## Stated task
Reproduce all the entries exactly and keep the pictures out.

-*-*-

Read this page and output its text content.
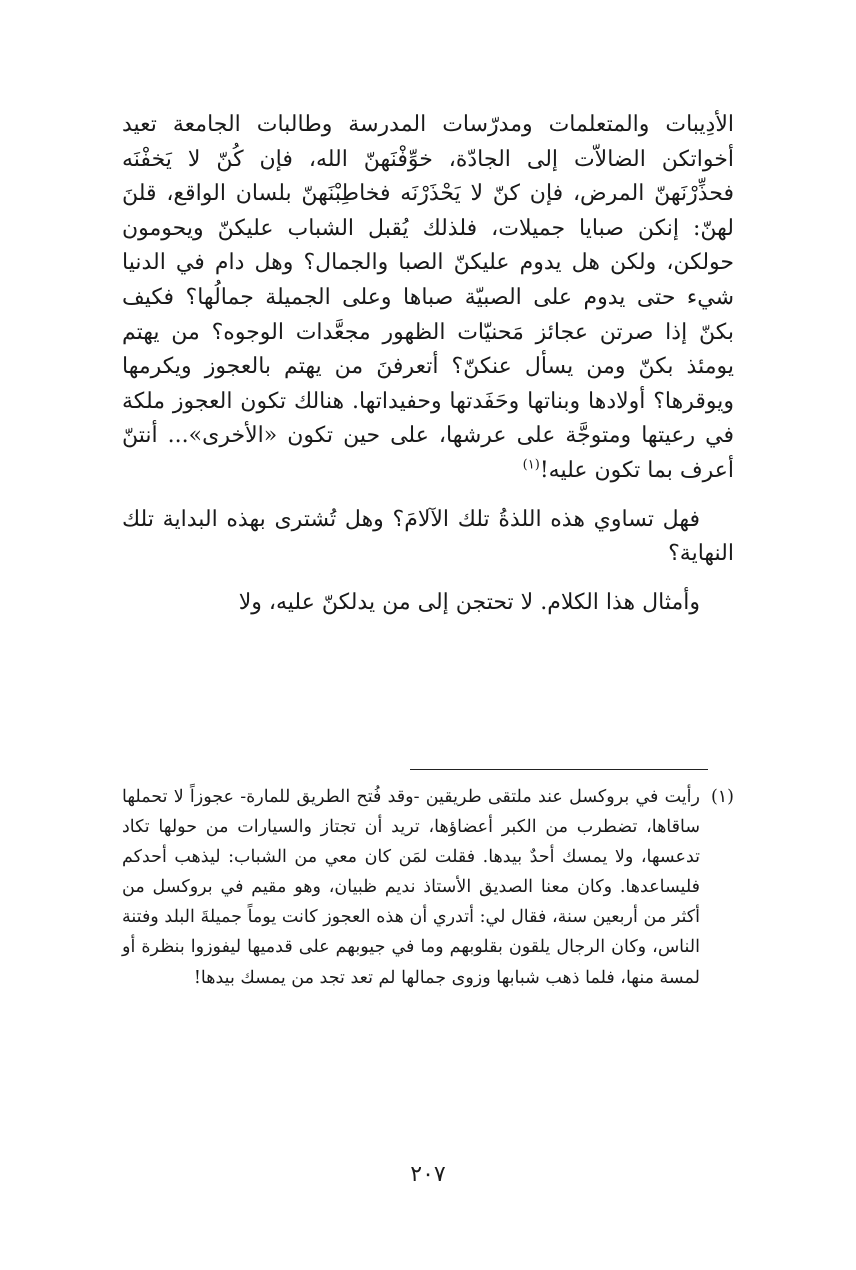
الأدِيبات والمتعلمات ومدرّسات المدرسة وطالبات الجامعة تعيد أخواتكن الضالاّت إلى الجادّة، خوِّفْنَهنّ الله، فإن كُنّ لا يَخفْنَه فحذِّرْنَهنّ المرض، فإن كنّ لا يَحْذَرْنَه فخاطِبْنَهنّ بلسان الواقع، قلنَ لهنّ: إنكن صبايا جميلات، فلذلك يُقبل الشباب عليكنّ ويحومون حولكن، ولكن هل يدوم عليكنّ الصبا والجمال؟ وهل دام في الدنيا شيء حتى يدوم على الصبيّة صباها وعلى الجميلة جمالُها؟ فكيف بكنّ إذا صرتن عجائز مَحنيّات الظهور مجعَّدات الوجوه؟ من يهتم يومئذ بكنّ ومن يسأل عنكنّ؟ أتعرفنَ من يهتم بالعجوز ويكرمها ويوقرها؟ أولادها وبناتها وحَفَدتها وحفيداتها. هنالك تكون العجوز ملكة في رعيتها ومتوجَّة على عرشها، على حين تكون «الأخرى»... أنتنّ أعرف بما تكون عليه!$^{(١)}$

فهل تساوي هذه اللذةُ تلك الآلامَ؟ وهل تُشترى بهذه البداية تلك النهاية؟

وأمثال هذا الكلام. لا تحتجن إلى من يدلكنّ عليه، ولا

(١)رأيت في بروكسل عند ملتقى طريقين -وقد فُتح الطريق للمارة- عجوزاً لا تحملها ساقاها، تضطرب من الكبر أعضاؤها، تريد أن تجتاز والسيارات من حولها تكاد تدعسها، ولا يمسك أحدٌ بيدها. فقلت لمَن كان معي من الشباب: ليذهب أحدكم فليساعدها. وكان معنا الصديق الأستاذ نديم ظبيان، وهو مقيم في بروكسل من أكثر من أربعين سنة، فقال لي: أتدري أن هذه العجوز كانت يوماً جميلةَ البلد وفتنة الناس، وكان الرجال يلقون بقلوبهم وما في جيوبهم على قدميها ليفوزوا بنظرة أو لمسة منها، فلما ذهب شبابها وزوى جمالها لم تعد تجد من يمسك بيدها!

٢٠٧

-*-*-

## Correct result
Read this page and output its text content.
الأدِيبات والمتعلمات ومدرّسات المدرسة وطالبات الجامعة تعيد أخواتكن الضالاّت إلى الجادّة، خوِّفْنَهنّ الله، فإن كُنّ لا يَخفْنَه فحذِّرْنَهنّ المرض، فإن كنّ لا يَحْذَرْنَه فخاطِبْنَهنّ بلسان الواقع، قلنَ لهنّ: إنكن صبايا جميلات، فلذلك يُقبل الشباب عليكنّ ويحومون حولكن، ولكن هل يدوم عليكنّ الصبا والجمال؟ وهل دام في الدنيا شيء حتى يدوم على الصبيّة صباها وعلى الجميلة جمالُها؟ فكيف بكنّ إذا صرتن عجائز مَحنيّات الظهور مجعَّدات الوجوه؟ من يهتم يومئذ بكنّ ومن يسأل عنكنّ؟ أتعرفنَ من يهتم بالعجوز ويكرمها ويوقرها؟ أولادها وبناتها وحَفَدتها وحفيداتها. هنالك تكون العجوز ملكة في رعيتها ومتوجَّة على عرشها، على حين تكون «الأخرى»... أنتنّ أعرف بما تكون عليه!$^{(١)}$

فهل تساوي هذه اللذةُ تلك الآلامَ؟ وهل تُشترى بهذه البداية تلك النهاية؟

وأمثال هذا الكلام. لا تحتجن إلى من يدلكنّ عليه، ولا

(١)رأيت في بروكسل عند ملتقى طريقين -وقد فُتح الطريق للمارة- عجوزاً لا تحملها ساقاها، تضطرب من الكبر أعضاؤها، تريد أن تجتاز والسيارات من حولها تكاد تدعسها، ولا يمسك أحدٌ بيدها. فقلت لمَن كان معي من الشباب: ليذهب أحدكم فليساعدها. وكان معنا الصديق الأستاذ نديم ظبيان، وهو مقيم في بروكسل من أكثر من أربعين سنة، فقال لي: أتدري أن هذه العجوز كانت يوماً جميلةَ البلد وفتنة الناس، وكان الرجال يلقون بقلوبهم وما في جيوبهم على قدميها ليفوزوا بنظرة أو لمسة منها، فلما ذهب شبابها وزوى جمالها لم تعد تجد من يمسك بيدها!

٢٠٧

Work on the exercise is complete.